◆ **Directions**
Select every line below containing the word "Nennspitzen".

________________

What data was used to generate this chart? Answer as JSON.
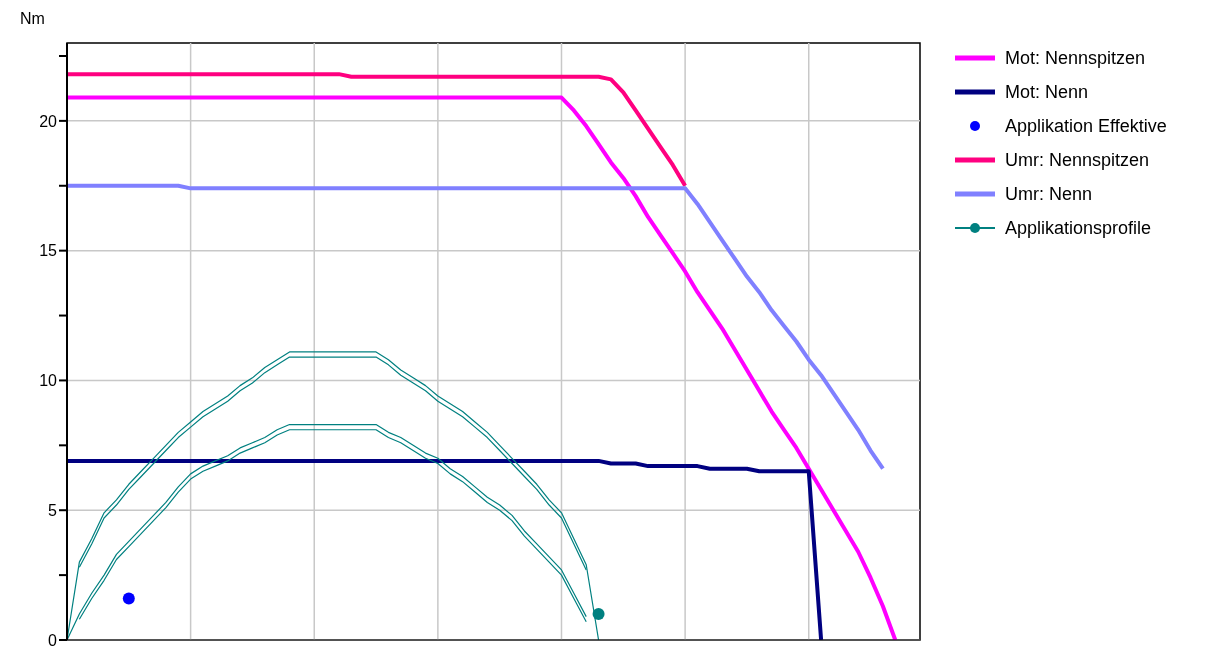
{
  "chart_data": {
    "type": "line",
    "ylabel": "Nm",
    "legend": "right",
    "grid": true,
    "tick_labels": "y",
    "categories": [
      null,
      null,
      null,
      null,
      null,
      null,
      null,
      null,
      null,
      null,
      null,
      null,
      null,
      null,
      null,
      null,
      null,
      null,
      null,
      null,
      null,
      null,
      null,
      null,
      null,
      null,
      null,
      null,
      null,
      null,
      null,
      null,
      null,
      null,
      null,
      null,
      null,
      null,
      null,
      null,
      null,
      null,
      null,
      null,
      null,
      null,
      null,
      null,
      null,
      null,
      null,
      null,
      null,
      null,
      null,
      null,
      null,
      null,
      null,
      null,
      null,
      null,
      null,
      null,
      null,
      null,
      null,
      null,
      null,
      null
    ],
    "ylim": [
      0,
      23
    ],
    "yticks": [
      0,
      {
        "value": 2.5,
        "label": null
      },
      5,
      {
        "value": 7.5,
        "label": null
      },
      10,
      {
        "value": 12.5,
        "label": null
      },
      15,
      {
        "value": 17.5,
        "label": null
      },
      20,
      {
        "value": 22.5,
        "label": null
      }
    ],
    "series": [
      {
        "name": "Mot: Nennspitzen",
        "color": "#ff00ff",
        "values": [
          20.9,
          20.9,
          20.9,
          20.9,
          20.9,
          20.9,
          20.9,
          20.9,
          20.9,
          20.9,
          20.9,
          20.9,
          20.9,
          20.9,
          20.9,
          20.9,
          20.9,
          20.9,
          20.9,
          20.9,
          20.9,
          20.9,
          20.9,
          20.9,
          20.9,
          20.9,
          20.9,
          20.9,
          20.9,
          20.9,
          20.9,
          20.9,
          20.9,
          20.9,
          20.9,
          20.9,
          20.9,
          20.9,
          20.9,
          20.9,
          20.9,
          20.4,
          19.8,
          19.1,
          18.4,
          17.8,
          17.1,
          16.3,
          15.6,
          14.9,
          14.2,
          13.4,
          12.7,
          12.0,
          11.2,
          10.4,
          9.6,
          8.8,
          8.1,
          7.4,
          6.6,
          5.8,
          5.0,
          4.2,
          3.4,
          2.4,
          1.3,
          0,
          null,
          null
        ]
      },
      {
        "name": "Mot: Nenn",
        "color": "#000080",
        "values": [
          6.9,
          6.9,
          6.9,
          6.9,
          6.9,
          6.9,
          6.9,
          6.9,
          6.9,
          6.9,
          6.9,
          6.9,
          6.9,
          6.9,
          6.9,
          6.9,
          6.9,
          6.9,
          6.9,
          6.9,
          6.9,
          6.9,
          6.9,
          6.9,
          6.9,
          6.9,
          6.9,
          6.9,
          6.9,
          6.9,
          6.9,
          6.9,
          6.9,
          6.9,
          6.9,
          6.9,
          6.9,
          6.9,
          6.9,
          6.9,
          6.9,
          6.9,
          6.9,
          6.9,
          6.8,
          6.8,
          6.8,
          6.7,
          6.7,
          6.7,
          6.7,
          6.7,
          6.6,
          6.6,
          6.6,
          6.6,
          6.5,
          6.5,
          6.5,
          6.5,
          6.5,
          0,
          null,
          null,
          null,
          null,
          null,
          null,
          null,
          null
        ]
      },
      {
        "name": "Applikation Effektive",
        "color": "#0000ff",
        "marker": "circle",
        "values": [
          null,
          null,
          null,
          null,
          null,
          1.6,
          null,
          null,
          null,
          null,
          null,
          null,
          null,
          null,
          null,
          null,
          null,
          null,
          null,
          null,
          null,
          null,
          null,
          null,
          null,
          null,
          null,
          null,
          null,
          null,
          null,
          null,
          null,
          null,
          null,
          null,
          null,
          null,
          null,
          null,
          null,
          null,
          null,
          null,
          null,
          null,
          null,
          null,
          null,
          null,
          null,
          null,
          null,
          null,
          null,
          null,
          null,
          null,
          null,
          null,
          null,
          null,
          null,
          null,
          null,
          null,
          null,
          null,
          null,
          null
        ]
      },
      {
        "name": "Umr: Nennspitzen",
        "color": "#ff0080",
        "values": [
          21.8,
          21.8,
          21.8,
          21.8,
          21.8,
          21.8,
          21.8,
          21.8,
          21.8,
          21.8,
          21.8,
          21.8,
          21.8,
          21.8,
          21.8,
          21.8,
          21.8,
          21.8,
          21.8,
          21.8,
          21.8,
          21.8,
          21.8,
          21.7,
          21.7,
          21.7,
          21.7,
          21.7,
          21.7,
          21.7,
          21.7,
          21.7,
          21.7,
          21.7,
          21.7,
          21.7,
          21.7,
          21.7,
          21.7,
          21.7,
          21.7,
          21.7,
          21.7,
          21.7,
          21.6,
          21.1,
          20.4,
          19.7,
          19.0,
          18.3,
          17.5,
          null,
          null,
          null,
          null,
          null,
          null,
          null,
          null,
          null,
          null,
          null,
          null,
          null,
          null,
          null,
          null,
          null,
          null,
          null
        ]
      },
      {
        "name": "Umr: Nenn",
        "color": "#8080ff",
        "values": [
          17.5,
          17.5,
          17.5,
          17.5,
          17.5,
          17.5,
          17.5,
          17.5,
          17.5,
          17.5,
          17.4,
          17.4,
          17.4,
          17.4,
          17.4,
          17.4,
          17.4,
          17.4,
          17.4,
          17.4,
          17.4,
          17.4,
          17.4,
          17.4,
          17.4,
          17.4,
          17.4,
          17.4,
          17.4,
          17.4,
          17.4,
          17.4,
          17.4,
          17.4,
          17.4,
          17.4,
          17.4,
          17.4,
          17.4,
          17.4,
          17.4,
          17.4,
          17.4,
          17.4,
          17.4,
          17.4,
          17.4,
          17.4,
          17.4,
          17.4,
          17.4,
          16.8,
          16.1,
          15.4,
          14.7,
          14.0,
          13.4,
          12.7,
          12.1,
          11.5,
          10.8,
          10.2,
          9.5,
          8.8,
          8.1,
          7.3,
          6.6,
          null,
          null,
          null
        ]
      },
      {
        "name": "Applikationsprofile",
        "color": "#008080",
        "values": [
          0,
          3.0,
          3.9,
          4.9,
          5.4,
          6.0,
          6.5,
          7.0,
          7.5,
          8.0,
          8.4,
          8.8,
          9.1,
          9.4,
          9.8,
          10.1,
          10.5,
          10.8,
          11.1,
          11.1,
          11.1,
          11.1,
          11.1,
          11.1,
          11.1,
          11.1,
          10.8,
          10.4,
          10.1,
          9.8,
          9.4,
          9.1,
          8.8,
          8.4,
          8.0,
          7.5,
          7.0,
          6.5,
          6.0,
          5.4,
          4.9,
          3.9,
          2.9,
          0,
          null,
          null,
          null,
          null,
          null,
          null,
          null,
          null,
          null,
          null,
          null,
          null,
          null,
          null,
          null,
          null,
          null,
          null,
          null,
          null,
          null,
          null,
          null,
          null,
          null,
          null
        ]
      },
      {
        "color": "#008080",
        "values": [
          null,
          2.8,
          3.7,
          4.7,
          5.2,
          5.8,
          6.3,
          6.8,
          7.3,
          7.8,
          8.2,
          8.6,
          8.9,
          9.2,
          9.6,
          9.9,
          10.3,
          10.6,
          10.9,
          10.9,
          10.9,
          10.9,
          10.9,
          10.9,
          10.9,
          10.9,
          10.6,
          10.2,
          9.9,
          9.6,
          9.2,
          8.9,
          8.6,
          8.2,
          7.8,
          7.3,
          6.8,
          6.3,
          5.8,
          5.2,
          4.7,
          3.7,
          2.7,
          null,
          null,
          null,
          null,
          null,
          null,
          null,
          null,
          null,
          null,
          null,
          null,
          null,
          null,
          null,
          null,
          null,
          null,
          null,
          null,
          null,
          null,
          null,
          null,
          null,
          null,
          null
        ]
      },
      {
        "color": "#008080",
        "values": [
          0,
          1.0,
          1.8,
          2.5,
          3.3,
          3.8,
          4.3,
          4.8,
          5.3,
          5.9,
          6.4,
          6.7,
          6.9,
          7.1,
          7.4,
          7.6,
          7.8,
          8.1,
          8.3,
          8.3,
          8.3,
          8.3,
          8.3,
          8.3,
          8.3,
          8.3,
          8.0,
          7.8,
          7.5,
          7.2,
          7.0,
          6.6,
          6.3,
          5.9,
          5.5,
          5.2,
          4.8,
          4.2,
          3.7,
          3.2,
          2.7,
          1.8,
          0.9,
          null,
          null,
          null,
          null,
          null,
          null,
          null,
          null,
          null,
          null,
          null,
          null,
          null,
          null,
          null,
          null,
          null,
          null,
          null,
          null,
          null,
          null,
          null,
          null,
          null,
          null,
          null
        ]
      },
      {
        "color": "#008080",
        "values": [
          null,
          0.8,
          1.6,
          2.3,
          3.1,
          3.6,
          4.1,
          4.6,
          5.1,
          5.7,
          6.2,
          6.5,
          6.7,
          6.9,
          7.2,
          7.4,
          7.6,
          7.9,
          8.1,
          8.1,
          8.1,
          8.1,
          8.1,
          8.1,
          8.1,
          8.1,
          7.8,
          7.6,
          7.3,
          7.0,
          6.8,
          6.4,
          6.1,
          5.7,
          5.3,
          5.0,
          4.6,
          4.0,
          3.5,
          3.0,
          2.5,
          1.6,
          0.7,
          null,
          null,
          null,
          null,
          null,
          null,
          null,
          null,
          null,
          null,
          null,
          null,
          null,
          null,
          null,
          null,
          null,
          null,
          null,
          null,
          null,
          null,
          null,
          null,
          null,
          null,
          null
        ]
      },
      {
        "color": "#008080",
        "marker": "circle",
        "values": [
          null,
          null,
          null,
          null,
          null,
          null,
          null,
          null,
          null,
          null,
          null,
          null,
          null,
          null,
          null,
          null,
          null,
          null,
          null,
          null,
          null,
          null,
          null,
          null,
          null,
          null,
          null,
          null,
          null,
          null,
          null,
          null,
          null,
          null,
          null,
          null,
          null,
          null,
          null,
          null,
          null,
          null,
          null,
          1.0,
          null,
          null,
          null,
          null,
          null,
          null,
          null,
          null,
          null,
          null,
          null,
          null,
          null,
          null,
          null,
          null,
          null,
          null,
          null,
          null,
          null,
          null,
          null,
          null,
          null,
          null
        ]
      }
    ]
  }
}
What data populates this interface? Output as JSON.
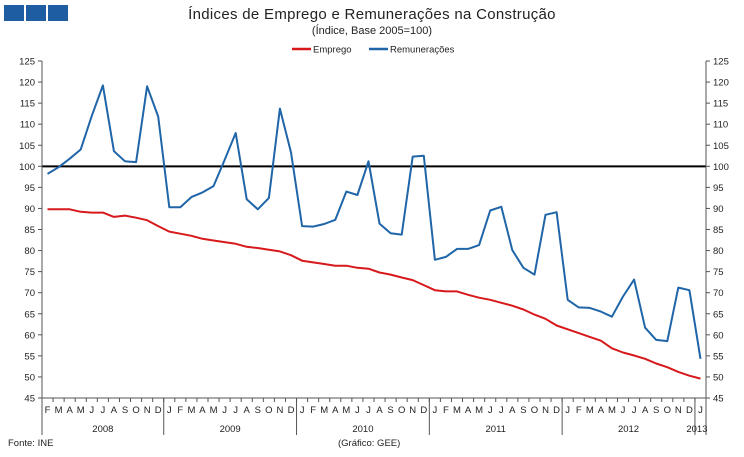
{
  "header": {
    "logo": "logo-squares"
  },
  "chart_data": {
    "type": "line",
    "title": "Índices de Emprego e Remunerações na Construção",
    "subtitle": "(Índice, Base 2005=100)",
    "ylim": [
      45,
      125
    ],
    "yticks": [
      "45",
      "50",
      "55",
      "60",
      "65",
      "70",
      "75",
      "80",
      "85",
      "90",
      "95",
      "100",
      "105",
      "110",
      "115",
      "120",
      "125"
    ],
    "reference_line": 100,
    "month_labels": [
      "F",
      "M",
      "A",
      "M",
      "J",
      "J",
      "A",
      "S",
      "O",
      "N",
      "D",
      "J",
      "F",
      "M",
      "A",
      "M",
      "J",
      "J",
      "A",
      "S",
      "O",
      "N",
      "D",
      "J",
      "F",
      "M",
      "A",
      "M",
      "J",
      "J",
      "A",
      "S",
      "O",
      "N",
      "D",
      "J",
      "F",
      "M",
      "A",
      "M",
      "J",
      "J",
      "A",
      "S",
      "O",
      "N",
      "D",
      "J",
      "F",
      "M",
      "A",
      "M",
      "J",
      "J",
      "A",
      "S",
      "O",
      "N",
      "D",
      "J"
    ],
    "year_labels": [
      "2008",
      "2009",
      "2010",
      "2011",
      "2012",
      "2013"
    ],
    "series": [
      {
        "name": "Emprego",
        "color": "#d7191c",
        "values": [
          89.8,
          89.8,
          89.8,
          89.2,
          89.0,
          89.0,
          88.0,
          88.3,
          87.8,
          87.2,
          85.8,
          84.5,
          84.0,
          83.5,
          82.8,
          82.4,
          82.0,
          81.6,
          80.9,
          80.6,
          80.2,
          79.8,
          78.9,
          77.6,
          77.2,
          76.8,
          76.4,
          76.4,
          75.9,
          75.7,
          74.8,
          74.3,
          73.6,
          73.0,
          71.8,
          70.6,
          70.3,
          70.3,
          69.5,
          68.8,
          68.3,
          67.6,
          66.9,
          66.0,
          64.8,
          63.8,
          62.2,
          61.3,
          60.4,
          59.5,
          58.6,
          56.8,
          55.8,
          55.1,
          54.3,
          53.2,
          52.3,
          51.2,
          50.3,
          49.6
        ]
      },
      {
        "name": "Remunerações",
        "color": "#1f65a8",
        "values": [
          98.2,
          99.8,
          101.8,
          104.0,
          112.0,
          119.2,
          103.6,
          101.2,
          101.0,
          119.0,
          111.8,
          90.3,
          90.3,
          92.7,
          93.8,
          95.3,
          101.5,
          107.9,
          92.2,
          89.8,
          92.5,
          113.7,
          103.3,
          85.8,
          85.7,
          86.3,
          87.3,
          94.0,
          93.2,
          101.2,
          86.4,
          84.1,
          83.8,
          102.3,
          102.5,
          77.8,
          78.5,
          80.4,
          80.4,
          81.3,
          89.5,
          90.4,
          80.1,
          75.9,
          74.3,
          88.5,
          89.1,
          68.3,
          66.5,
          66.4,
          65.5,
          64.3,
          69.1,
          73.1,
          61.7,
          58.8,
          58.5,
          71.2,
          70.6,
          54.3
        ]
      }
    ]
  },
  "footer": {
    "source": "Fonte: INE",
    "credit": "(Gráfico: GEE)"
  }
}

________________

◆ **Reply to the exercise**
        "name": "Mot: Nennspitzen",
        "name": "Umr: Nennspitzen",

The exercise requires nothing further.